→ SHORT TASK:
Pick out each line below containing "storage".

→ RECORDS FOR THIS TASK:
:::

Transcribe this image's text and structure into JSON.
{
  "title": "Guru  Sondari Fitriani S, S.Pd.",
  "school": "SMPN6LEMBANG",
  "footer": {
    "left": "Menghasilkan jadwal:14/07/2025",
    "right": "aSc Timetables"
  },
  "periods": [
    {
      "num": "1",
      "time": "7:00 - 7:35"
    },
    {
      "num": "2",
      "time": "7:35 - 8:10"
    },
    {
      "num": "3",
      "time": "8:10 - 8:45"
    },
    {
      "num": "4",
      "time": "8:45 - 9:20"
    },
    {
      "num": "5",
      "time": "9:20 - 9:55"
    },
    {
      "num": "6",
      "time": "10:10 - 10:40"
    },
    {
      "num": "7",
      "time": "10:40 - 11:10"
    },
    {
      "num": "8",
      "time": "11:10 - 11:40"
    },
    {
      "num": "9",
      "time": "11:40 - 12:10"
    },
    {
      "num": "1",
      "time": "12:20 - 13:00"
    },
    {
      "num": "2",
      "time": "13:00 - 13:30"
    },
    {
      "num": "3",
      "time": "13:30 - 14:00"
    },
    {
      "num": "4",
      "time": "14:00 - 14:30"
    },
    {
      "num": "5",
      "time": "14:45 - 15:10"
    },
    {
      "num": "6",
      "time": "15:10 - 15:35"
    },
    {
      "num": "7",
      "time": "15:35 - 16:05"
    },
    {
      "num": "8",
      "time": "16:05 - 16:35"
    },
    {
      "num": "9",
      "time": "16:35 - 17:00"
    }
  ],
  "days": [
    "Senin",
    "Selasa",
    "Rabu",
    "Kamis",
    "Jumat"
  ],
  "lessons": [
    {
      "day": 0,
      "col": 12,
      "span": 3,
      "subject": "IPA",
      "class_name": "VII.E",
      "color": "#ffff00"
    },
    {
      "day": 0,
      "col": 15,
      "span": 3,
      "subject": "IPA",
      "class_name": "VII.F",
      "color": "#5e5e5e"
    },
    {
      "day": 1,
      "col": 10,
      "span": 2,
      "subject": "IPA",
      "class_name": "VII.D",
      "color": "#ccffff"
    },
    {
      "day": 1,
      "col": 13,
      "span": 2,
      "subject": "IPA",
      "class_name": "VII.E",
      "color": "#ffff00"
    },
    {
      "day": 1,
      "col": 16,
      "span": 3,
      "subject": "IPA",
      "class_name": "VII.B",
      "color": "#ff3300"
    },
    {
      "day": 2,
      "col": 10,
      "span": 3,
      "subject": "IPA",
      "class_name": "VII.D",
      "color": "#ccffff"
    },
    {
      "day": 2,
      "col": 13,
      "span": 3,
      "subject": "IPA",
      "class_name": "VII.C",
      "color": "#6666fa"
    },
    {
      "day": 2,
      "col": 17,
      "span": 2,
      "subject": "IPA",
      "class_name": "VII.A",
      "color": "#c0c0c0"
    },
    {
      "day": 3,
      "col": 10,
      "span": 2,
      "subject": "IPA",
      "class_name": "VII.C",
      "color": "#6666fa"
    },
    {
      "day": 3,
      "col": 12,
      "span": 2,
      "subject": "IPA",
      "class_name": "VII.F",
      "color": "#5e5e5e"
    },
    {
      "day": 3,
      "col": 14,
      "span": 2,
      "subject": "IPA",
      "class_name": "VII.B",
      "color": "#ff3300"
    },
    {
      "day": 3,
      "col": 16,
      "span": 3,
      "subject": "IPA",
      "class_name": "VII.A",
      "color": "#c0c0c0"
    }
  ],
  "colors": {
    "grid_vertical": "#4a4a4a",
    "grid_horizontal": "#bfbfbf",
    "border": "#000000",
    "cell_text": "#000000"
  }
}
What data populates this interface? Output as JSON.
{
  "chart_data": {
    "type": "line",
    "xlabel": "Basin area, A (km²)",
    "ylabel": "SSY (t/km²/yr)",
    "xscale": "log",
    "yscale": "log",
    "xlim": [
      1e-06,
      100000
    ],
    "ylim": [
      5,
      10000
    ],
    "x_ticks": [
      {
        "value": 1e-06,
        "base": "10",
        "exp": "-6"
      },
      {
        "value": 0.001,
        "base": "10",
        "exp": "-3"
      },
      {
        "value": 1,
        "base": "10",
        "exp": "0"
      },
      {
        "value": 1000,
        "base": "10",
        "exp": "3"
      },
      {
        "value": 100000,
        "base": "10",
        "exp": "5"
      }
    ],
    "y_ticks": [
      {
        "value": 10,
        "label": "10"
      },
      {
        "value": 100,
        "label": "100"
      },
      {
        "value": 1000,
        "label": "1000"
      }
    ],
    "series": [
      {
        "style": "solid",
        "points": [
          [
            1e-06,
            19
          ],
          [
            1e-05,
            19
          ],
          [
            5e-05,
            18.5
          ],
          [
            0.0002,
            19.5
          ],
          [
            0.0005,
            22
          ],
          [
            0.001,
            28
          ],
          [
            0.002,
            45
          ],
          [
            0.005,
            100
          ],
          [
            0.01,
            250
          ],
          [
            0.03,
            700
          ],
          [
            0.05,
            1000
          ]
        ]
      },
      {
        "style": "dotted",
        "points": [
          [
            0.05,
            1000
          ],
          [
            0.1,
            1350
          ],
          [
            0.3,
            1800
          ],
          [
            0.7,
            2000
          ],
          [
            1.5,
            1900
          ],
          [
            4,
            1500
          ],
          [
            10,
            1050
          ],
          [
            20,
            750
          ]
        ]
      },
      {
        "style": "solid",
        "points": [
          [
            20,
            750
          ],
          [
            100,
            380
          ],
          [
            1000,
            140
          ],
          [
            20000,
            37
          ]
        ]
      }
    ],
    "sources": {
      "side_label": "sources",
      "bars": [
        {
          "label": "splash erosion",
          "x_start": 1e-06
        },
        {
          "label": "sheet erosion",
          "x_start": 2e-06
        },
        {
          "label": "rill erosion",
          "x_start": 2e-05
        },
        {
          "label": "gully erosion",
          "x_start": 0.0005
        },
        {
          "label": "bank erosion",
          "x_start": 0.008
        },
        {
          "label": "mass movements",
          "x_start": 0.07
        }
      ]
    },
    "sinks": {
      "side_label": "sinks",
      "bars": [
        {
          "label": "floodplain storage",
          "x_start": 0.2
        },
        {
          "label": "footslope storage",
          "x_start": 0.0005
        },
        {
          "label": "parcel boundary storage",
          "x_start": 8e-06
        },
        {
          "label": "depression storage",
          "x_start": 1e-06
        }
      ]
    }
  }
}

:::

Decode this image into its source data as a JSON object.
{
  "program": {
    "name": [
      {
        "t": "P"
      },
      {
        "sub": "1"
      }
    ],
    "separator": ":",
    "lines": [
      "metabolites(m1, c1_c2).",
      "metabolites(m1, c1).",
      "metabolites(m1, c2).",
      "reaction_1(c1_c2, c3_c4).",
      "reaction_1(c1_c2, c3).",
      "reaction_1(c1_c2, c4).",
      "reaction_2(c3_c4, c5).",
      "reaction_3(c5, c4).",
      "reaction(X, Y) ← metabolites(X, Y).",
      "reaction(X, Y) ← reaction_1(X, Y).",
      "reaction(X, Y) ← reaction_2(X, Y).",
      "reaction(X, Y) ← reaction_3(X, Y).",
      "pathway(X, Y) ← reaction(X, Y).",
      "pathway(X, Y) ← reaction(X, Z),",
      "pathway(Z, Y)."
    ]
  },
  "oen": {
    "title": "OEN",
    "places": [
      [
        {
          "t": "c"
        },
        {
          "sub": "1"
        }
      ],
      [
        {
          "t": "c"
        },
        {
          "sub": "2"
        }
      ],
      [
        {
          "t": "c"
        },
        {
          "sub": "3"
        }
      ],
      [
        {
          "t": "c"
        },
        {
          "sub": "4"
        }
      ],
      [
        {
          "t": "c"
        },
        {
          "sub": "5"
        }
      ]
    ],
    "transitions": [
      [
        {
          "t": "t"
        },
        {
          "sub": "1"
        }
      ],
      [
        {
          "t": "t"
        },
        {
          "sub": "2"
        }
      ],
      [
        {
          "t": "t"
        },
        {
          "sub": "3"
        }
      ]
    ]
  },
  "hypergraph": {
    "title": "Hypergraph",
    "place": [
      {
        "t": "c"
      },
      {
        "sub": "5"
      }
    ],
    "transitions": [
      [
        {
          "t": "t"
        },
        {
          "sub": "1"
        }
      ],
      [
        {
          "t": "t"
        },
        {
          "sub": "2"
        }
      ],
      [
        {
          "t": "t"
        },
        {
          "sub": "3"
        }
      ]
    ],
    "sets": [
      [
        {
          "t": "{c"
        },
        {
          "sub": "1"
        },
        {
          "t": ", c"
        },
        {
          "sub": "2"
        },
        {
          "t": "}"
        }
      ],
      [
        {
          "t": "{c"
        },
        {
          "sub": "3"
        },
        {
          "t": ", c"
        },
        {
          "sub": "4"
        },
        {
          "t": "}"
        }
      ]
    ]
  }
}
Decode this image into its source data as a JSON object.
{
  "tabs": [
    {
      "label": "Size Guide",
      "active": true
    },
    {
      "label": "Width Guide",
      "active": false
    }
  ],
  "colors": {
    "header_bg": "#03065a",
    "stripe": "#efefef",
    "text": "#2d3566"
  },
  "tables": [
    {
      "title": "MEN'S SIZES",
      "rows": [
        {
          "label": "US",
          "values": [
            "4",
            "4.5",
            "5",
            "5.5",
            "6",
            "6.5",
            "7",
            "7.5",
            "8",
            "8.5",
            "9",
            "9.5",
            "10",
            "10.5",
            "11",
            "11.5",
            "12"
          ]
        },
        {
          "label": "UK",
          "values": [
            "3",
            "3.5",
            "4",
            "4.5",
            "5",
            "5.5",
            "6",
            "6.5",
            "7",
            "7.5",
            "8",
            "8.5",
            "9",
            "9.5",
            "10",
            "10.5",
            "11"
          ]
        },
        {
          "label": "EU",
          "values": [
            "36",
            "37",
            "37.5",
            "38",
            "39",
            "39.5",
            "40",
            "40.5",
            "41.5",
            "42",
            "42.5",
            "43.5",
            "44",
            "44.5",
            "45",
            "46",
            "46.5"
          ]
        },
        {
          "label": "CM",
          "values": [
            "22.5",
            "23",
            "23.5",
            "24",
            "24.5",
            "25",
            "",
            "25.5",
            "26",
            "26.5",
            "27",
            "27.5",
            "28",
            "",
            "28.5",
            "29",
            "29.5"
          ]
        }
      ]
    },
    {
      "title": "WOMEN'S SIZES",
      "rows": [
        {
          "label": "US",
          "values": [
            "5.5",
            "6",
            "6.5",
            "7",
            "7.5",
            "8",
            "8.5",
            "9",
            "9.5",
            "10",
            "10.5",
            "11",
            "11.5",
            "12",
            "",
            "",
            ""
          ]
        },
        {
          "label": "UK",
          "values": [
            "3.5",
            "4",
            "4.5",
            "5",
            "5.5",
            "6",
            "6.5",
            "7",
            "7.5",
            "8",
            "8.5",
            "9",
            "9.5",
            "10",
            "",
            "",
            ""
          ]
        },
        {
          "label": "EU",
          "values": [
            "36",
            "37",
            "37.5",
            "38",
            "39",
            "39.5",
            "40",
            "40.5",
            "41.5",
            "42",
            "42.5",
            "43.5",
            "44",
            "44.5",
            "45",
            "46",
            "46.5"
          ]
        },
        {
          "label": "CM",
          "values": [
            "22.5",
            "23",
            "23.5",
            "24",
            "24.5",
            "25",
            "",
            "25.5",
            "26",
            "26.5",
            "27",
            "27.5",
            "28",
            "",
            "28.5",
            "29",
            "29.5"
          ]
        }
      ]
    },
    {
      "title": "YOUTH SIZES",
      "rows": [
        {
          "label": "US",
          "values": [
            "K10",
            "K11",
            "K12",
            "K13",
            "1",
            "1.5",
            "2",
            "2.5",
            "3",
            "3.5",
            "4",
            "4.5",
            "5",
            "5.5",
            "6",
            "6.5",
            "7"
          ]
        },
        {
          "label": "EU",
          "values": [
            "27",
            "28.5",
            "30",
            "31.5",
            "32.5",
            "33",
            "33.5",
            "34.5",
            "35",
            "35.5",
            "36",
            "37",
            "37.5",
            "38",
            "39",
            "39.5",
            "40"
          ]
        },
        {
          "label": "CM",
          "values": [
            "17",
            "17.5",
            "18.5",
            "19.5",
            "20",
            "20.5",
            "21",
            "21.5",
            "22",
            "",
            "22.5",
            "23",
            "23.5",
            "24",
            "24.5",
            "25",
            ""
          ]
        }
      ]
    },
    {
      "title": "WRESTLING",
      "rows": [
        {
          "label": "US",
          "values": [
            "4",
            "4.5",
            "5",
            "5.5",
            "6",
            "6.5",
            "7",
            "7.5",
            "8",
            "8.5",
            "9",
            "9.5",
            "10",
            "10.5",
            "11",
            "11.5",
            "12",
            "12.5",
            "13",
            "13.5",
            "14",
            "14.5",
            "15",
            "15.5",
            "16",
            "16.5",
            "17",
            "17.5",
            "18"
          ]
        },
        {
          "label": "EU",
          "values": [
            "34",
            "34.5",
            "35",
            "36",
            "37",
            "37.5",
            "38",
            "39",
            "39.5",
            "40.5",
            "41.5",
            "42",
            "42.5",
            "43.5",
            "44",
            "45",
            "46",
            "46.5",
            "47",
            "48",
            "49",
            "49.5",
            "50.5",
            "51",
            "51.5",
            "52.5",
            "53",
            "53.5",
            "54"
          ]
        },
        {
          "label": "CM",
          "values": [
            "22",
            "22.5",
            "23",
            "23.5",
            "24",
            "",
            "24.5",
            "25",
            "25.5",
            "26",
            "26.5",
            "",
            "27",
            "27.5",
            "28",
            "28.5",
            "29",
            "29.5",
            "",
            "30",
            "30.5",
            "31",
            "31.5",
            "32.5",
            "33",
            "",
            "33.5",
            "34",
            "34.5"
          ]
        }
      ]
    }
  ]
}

:::

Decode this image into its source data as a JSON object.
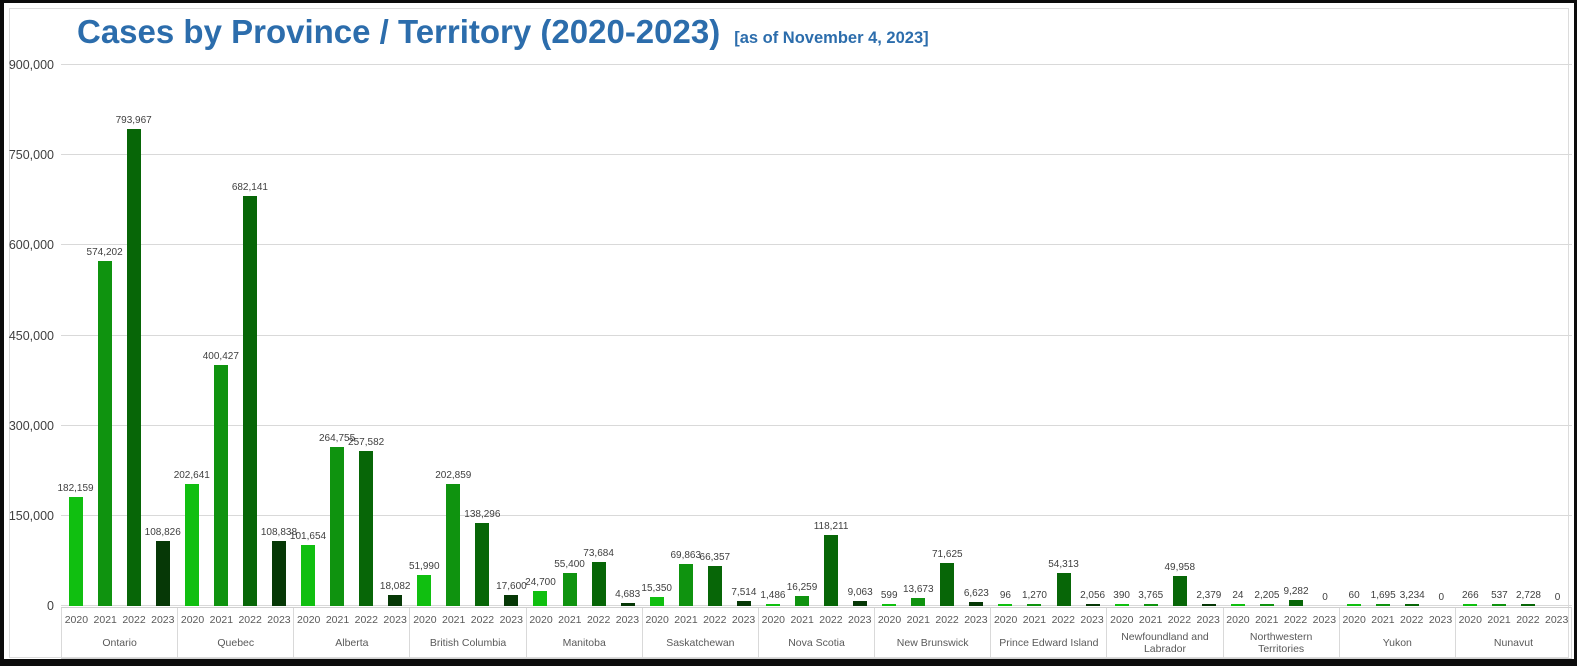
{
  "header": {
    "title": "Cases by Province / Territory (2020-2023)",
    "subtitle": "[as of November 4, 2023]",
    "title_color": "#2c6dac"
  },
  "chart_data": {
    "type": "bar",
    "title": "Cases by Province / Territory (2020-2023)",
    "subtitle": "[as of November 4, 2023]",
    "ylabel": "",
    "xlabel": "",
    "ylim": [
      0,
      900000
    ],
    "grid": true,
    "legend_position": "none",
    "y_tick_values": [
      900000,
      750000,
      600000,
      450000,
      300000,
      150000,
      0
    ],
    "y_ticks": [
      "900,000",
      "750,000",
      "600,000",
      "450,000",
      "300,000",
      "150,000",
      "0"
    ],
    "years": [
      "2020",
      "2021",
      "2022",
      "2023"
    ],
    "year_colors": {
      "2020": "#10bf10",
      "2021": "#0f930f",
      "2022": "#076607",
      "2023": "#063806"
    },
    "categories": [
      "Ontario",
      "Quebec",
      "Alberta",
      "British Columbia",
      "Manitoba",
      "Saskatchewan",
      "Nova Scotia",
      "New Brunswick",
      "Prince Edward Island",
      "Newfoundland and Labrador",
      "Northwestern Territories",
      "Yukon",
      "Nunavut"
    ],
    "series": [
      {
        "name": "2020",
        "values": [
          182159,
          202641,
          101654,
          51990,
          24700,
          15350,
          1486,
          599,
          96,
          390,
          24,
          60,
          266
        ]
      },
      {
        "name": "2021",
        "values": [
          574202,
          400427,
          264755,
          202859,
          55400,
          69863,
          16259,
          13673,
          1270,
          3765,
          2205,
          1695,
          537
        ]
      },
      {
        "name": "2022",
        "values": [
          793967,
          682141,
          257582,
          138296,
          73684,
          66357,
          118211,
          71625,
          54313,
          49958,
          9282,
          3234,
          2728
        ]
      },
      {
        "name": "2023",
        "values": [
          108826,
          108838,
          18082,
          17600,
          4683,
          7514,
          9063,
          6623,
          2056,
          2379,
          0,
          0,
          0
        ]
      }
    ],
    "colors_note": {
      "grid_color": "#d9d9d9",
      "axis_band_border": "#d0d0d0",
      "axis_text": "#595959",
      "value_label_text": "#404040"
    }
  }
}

:::

→ FINAL ANSWER:
          "label": "floodplain storage",
          "label": "footslope storage",
          "label": "parcel boundary storage",
          "label": "depression storage",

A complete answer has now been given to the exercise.